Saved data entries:
— BEGIN —

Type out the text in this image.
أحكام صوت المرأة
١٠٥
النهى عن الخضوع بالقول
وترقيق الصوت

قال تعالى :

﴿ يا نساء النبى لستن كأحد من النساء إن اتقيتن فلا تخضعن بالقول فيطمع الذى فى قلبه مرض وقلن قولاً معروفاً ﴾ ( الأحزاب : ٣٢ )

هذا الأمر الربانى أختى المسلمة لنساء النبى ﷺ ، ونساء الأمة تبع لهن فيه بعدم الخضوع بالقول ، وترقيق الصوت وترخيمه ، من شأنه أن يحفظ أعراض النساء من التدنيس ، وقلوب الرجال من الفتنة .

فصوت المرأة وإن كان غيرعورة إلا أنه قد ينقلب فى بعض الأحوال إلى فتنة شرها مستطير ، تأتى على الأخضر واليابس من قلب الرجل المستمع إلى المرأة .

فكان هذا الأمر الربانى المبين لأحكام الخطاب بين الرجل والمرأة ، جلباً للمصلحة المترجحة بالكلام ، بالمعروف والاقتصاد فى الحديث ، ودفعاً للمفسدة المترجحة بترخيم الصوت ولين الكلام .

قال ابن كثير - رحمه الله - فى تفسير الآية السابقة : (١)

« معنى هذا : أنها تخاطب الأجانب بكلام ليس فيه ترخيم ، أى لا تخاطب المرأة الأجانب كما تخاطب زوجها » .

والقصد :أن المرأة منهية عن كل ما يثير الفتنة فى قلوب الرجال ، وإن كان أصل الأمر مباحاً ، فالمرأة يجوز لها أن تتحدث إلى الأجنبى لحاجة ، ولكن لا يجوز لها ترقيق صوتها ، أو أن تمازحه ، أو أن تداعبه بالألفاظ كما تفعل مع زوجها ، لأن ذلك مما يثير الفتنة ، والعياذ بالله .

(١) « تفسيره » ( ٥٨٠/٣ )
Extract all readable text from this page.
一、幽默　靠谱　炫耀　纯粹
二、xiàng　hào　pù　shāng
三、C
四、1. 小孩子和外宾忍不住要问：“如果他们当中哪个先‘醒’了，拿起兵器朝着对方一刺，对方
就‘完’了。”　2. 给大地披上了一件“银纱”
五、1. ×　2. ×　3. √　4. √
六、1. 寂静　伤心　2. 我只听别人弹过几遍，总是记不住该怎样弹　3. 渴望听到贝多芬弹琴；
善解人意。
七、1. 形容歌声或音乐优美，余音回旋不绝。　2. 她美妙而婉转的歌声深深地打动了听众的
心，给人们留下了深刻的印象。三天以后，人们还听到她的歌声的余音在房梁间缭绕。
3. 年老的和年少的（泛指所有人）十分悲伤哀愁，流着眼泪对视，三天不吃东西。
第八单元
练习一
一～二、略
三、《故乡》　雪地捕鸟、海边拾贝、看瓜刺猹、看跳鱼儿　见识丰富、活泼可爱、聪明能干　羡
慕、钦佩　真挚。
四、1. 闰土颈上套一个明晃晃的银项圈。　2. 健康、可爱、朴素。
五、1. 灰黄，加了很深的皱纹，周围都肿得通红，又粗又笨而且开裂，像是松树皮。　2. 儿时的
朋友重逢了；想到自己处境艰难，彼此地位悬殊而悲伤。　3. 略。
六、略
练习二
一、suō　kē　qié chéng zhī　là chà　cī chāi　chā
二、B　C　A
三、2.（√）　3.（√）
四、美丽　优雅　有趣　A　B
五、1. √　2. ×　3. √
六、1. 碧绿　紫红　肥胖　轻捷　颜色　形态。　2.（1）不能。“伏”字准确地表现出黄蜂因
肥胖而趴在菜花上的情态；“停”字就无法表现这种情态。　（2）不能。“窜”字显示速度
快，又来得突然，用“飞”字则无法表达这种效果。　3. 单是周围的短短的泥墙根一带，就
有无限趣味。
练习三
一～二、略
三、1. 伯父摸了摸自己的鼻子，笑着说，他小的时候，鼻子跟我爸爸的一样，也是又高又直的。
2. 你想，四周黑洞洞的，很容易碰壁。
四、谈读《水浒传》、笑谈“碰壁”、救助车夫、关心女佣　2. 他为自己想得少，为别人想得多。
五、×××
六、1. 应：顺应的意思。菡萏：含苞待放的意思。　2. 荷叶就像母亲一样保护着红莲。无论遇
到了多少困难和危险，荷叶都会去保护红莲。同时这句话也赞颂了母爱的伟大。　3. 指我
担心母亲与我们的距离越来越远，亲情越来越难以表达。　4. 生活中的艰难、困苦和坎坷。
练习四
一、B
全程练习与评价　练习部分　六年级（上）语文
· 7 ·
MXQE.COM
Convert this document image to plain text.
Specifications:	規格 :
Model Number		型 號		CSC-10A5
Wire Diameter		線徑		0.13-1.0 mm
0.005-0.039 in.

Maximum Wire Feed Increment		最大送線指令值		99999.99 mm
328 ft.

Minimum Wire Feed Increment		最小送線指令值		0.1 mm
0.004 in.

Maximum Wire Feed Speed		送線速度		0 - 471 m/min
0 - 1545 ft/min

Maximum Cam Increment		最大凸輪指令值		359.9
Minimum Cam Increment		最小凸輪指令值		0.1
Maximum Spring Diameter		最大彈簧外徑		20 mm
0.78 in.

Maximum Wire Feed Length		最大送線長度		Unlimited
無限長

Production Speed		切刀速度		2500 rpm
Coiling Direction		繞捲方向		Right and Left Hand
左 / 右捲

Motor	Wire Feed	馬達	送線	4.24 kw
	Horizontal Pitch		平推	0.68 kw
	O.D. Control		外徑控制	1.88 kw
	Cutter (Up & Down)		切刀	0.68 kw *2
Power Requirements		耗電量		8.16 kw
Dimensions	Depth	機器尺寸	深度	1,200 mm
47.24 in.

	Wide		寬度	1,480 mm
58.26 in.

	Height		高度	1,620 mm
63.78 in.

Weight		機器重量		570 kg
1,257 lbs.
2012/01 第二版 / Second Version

— END —

Only the lines from the one that contains "Convert this document image to plain text." to the end of the entries above should be given again, exactly and in full.

Final result =
Convert this document image to plain text.
Specifications:	規格 :
Model Number		型 號		CSC-10A5
Wire Diameter		線徑		0.13-1.0 mm
0.005-0.039 in.

Maximum Wire Feed Increment		最大送線指令值		99999.99 mm
328 ft.

Minimum Wire Feed Increment		最小送線指令值		0.1 mm
0.004 in.

Maximum Wire Feed Speed		送線速度		0 - 471 m/min
0 - 1545 ft/min

Maximum Cam Increment		最大凸輪指令值		359.9
Minimum Cam Increment		最小凸輪指令值		0.1
Maximum Spring Diameter		最大彈簧外徑		20 mm
0.78 in.

Maximum Wire Feed Length		最大送線長度		Unlimited
無限長

Production Speed		切刀速度		2500 rpm
Coiling Direction		繞捲方向		Right and Left Hand
左 / 右捲

Motor	Wire Feed	馬達	送線	4.24 kw
	Horizontal Pitch		平推	0.68 kw
	O.D. Control		外徑控制	1.88 kw
	Cutter (Up & Down)		切刀	0.68 kw *2
Power Requirements		耗電量		8.16 kw
Dimensions	Depth	機器尺寸	深度	1,200 mm
47.24 in.

	Wide		寬度	1,480 mm
58.26 in.

	Height		高度	1,620 mm
63.78 in.

Weight		機器重量		570 kg
1,257 lbs.
2012/01 第二版 / Second Version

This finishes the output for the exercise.